*THE TASK:*
The entries below should be copied exactly and completely.
BEGIN
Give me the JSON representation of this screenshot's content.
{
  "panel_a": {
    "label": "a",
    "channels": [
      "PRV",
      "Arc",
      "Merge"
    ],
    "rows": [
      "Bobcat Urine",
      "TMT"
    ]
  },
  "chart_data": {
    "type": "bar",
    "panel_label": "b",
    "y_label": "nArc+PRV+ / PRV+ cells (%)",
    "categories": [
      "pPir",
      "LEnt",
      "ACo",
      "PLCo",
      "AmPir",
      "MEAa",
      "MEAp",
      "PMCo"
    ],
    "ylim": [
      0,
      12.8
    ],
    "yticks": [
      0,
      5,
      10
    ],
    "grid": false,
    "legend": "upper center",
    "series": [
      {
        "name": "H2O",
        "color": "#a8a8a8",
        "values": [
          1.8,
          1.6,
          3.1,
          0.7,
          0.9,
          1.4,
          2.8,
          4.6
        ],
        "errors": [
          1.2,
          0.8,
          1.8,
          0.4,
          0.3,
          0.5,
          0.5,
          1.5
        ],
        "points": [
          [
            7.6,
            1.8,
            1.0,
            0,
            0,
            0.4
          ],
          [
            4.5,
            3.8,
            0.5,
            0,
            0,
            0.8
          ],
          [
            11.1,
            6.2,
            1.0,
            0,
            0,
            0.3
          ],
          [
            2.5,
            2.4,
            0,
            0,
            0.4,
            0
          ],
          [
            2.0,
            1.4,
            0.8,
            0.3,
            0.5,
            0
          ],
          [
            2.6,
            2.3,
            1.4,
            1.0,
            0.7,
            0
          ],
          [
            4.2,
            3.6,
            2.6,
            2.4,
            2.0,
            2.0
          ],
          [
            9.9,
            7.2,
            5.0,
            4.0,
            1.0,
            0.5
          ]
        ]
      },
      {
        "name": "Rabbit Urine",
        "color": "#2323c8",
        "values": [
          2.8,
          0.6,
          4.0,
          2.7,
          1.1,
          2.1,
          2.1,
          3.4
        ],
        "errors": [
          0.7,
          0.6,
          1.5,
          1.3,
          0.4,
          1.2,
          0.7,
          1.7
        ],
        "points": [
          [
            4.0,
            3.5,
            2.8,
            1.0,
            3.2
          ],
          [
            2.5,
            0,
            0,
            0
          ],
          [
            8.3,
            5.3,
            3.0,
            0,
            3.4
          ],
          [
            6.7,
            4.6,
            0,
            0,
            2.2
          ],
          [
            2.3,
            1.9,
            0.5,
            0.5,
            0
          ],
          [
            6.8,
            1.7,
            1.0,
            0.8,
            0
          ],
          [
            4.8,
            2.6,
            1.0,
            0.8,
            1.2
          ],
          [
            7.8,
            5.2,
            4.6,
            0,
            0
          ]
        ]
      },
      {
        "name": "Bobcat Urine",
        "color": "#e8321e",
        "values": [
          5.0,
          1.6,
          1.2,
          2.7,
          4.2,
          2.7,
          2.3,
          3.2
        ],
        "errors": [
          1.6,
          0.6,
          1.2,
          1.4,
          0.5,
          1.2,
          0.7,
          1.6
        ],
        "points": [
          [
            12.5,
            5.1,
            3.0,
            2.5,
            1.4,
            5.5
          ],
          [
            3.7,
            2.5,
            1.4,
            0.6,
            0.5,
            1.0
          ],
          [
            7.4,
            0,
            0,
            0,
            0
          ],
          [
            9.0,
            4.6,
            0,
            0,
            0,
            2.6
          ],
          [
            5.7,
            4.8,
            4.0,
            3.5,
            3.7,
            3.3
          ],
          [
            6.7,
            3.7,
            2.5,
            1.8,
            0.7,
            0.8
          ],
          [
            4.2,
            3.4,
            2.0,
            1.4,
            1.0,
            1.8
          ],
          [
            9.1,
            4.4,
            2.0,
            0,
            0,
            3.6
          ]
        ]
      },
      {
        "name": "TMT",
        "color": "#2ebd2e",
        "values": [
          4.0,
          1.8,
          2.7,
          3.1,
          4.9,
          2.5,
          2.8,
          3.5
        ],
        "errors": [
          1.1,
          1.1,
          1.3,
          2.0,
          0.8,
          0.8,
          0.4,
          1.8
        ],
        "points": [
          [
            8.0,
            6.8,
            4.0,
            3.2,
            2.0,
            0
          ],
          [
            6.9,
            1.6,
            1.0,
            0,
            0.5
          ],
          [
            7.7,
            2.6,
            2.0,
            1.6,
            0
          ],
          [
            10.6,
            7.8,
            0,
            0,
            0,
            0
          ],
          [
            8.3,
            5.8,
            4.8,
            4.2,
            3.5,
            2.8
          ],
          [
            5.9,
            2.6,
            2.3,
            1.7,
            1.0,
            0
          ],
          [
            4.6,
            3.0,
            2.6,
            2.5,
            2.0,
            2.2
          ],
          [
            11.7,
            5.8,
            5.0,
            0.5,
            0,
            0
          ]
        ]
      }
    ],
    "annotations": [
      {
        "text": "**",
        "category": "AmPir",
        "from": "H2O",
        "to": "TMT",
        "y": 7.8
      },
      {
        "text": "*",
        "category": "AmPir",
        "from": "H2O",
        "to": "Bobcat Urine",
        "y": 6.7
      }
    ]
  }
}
END
*THE ANSWER:*
Give me the JSON representation of this screenshot's content.
{
  "panel_a": {
    "label": "a",
    "channels": [
      "PRV",
      "Arc",
      "Merge"
    ],
    "rows": [
      "Bobcat Urine",
      "TMT"
    ]
  },
  "chart_data": {
    "type": "bar",
    "panel_label": "b",
    "y_label": "nArc+PRV+ / PRV+ cells (%)",
    "categories": [
      "pPir",
      "LEnt",
      "ACo",
      "PLCo",
      "AmPir",
      "MEAa",
      "MEAp",
      "PMCo"
    ],
    "ylim": [
      0,
      12.8
    ],
    "yticks": [
      0,
      5,
      10
    ],
    "grid": false,
    "legend": "upper center",
    "series": [
      {
        "name": "H2O",
        "color": "#a8a8a8",
        "values": [
          1.8,
          1.6,
          3.1,
          0.7,
          0.9,
          1.4,
          2.8,
          4.6
        ],
        "errors": [
          1.2,
          0.8,
          1.8,
          0.4,
          0.3,
          0.5,
          0.5,
          1.5
        ],
        "points": [
          [
            7.6,
            1.8,
            1.0,
            0,
            0,
            0.4
          ],
          [
            4.5,
            3.8,
            0.5,
            0,
            0,
            0.8
          ],
          [
            11.1,
            6.2,
            1.0,
            0,
            0,
            0.3
          ],
          [
            2.5,
            2.4,
            0,
            0,
            0.4,
            0
          ],
          [
            2.0,
            1.4,
            0.8,
            0.3,
            0.5,
            0
          ],
          [
            2.6,
            2.3,
            1.4,
            1.0,
            0.7,
            0
          ],
          [
            4.2,
            3.6,
            2.6,
            2.4,
            2.0,
            2.0
          ],
          [
            9.9,
            7.2,
            5.0,
            4.0,
            1.0,
            0.5
          ]
        ]
      },
      {
        "name": "Rabbit Urine",
        "color": "#2323c8",
        "values": [
          2.8,
          0.6,
          4.0,
          2.7,
          1.1,
          2.1,
          2.1,
          3.4
        ],
        "errors": [
          0.7,
          0.6,
          1.5,
          1.3,
          0.4,
          1.2,
          0.7,
          1.7
        ],
        "points": [
          [
            4.0,
            3.5,
            2.8,
            1.0,
            3.2
          ],
          [
            2.5,
            0,
            0,
            0
          ],
          [
            8.3,
            5.3,
            3.0,
            0,
            3.4
          ],
          [
            6.7,
            4.6,
            0,
            0,
            2.2
          ],
          [
            2.3,
            1.9,
            0.5,
            0.5,
            0
          ],
          [
            6.8,
            1.7,
            1.0,
            0.8,
            0
          ],
          [
            4.8,
            2.6,
            1.0,
            0.8,
            1.2
          ],
          [
            7.8,
            5.2,
            4.6,
            0,
            0
          ]
        ]
      },
      {
        "name": "Bobcat Urine",
        "color": "#e8321e",
        "values": [
          5.0,
          1.6,
          1.2,
          2.7,
          4.2,
          2.7,
          2.3,
          3.2
        ],
        "errors": [
          1.6,
          0.6,
          1.2,
          1.4,
          0.5,
          1.2,
          0.7,
          1.6
        ],
        "points": [
          [
            12.5,
            5.1,
            3.0,
            2.5,
            1.4,
            5.5
          ],
          [
            3.7,
            2.5,
            1.4,
            0.6,
            0.5,
            1.0
          ],
          [
            7.4,
            0,
            0,
            0,
            0
          ],
          [
            9.0,
            4.6,
            0,
            0,
            0,
            2.6
          ],
          [
            5.7,
            4.8,
            4.0,
            3.5,
            3.7,
            3.3
          ],
          [
            6.7,
            3.7,
            2.5,
            1.8,
            0.7,
            0.8
          ],
          [
            4.2,
            3.4,
            2.0,
            1.4,
            1.0,
            1.8
          ],
          [
            9.1,
            4.4,
            2.0,
            0,
            0,
            3.6
          ]
        ]
      },
      {
        "name": "TMT",
        "color": "#2ebd2e",
        "values": [
          4.0,
          1.8,
          2.7,
          3.1,
          4.9,
          2.5,
          2.8,
          3.5
        ],
        "errors": [
          1.1,
          1.1,
          1.3,
          2.0,
          0.8,
          0.8,
          0.4,
          1.8
        ],
        "points": [
          [
            8.0,
            6.8,
            4.0,
            3.2,
            2.0,
            0
          ],
          [
            6.9,
            1.6,
            1.0,
            0,
            0.5
          ],
          [
            7.7,
            2.6,
            2.0,
            1.6,
            0
          ],
          [
            10.6,
            7.8,
            0,
            0,
            0,
            0
          ],
          [
            8.3,
            5.8,
            4.8,
            4.2,
            3.5,
            2.8
          ],
          [
            5.9,
            2.6,
            2.3,
            1.7,
            1.0,
            0
          ],
          [
            4.6,
            3.0,
            2.6,
            2.5,
            2.0,
            2.2
          ],
          [
            11.7,
            5.8,
            5.0,
            0.5,
            0,
            0
          ]
        ]
      }
    ],
    "annotations": [
      {
        "text": "**",
        "category": "AmPir",
        "from": "H2O",
        "to": "TMT",
        "y": 7.8
      },
      {
        "text": "*",
        "category": "AmPir",
        "from": "H2O",
        "to": "Bobcat Urine",
        "y": 6.7
      }
    ]
  }
}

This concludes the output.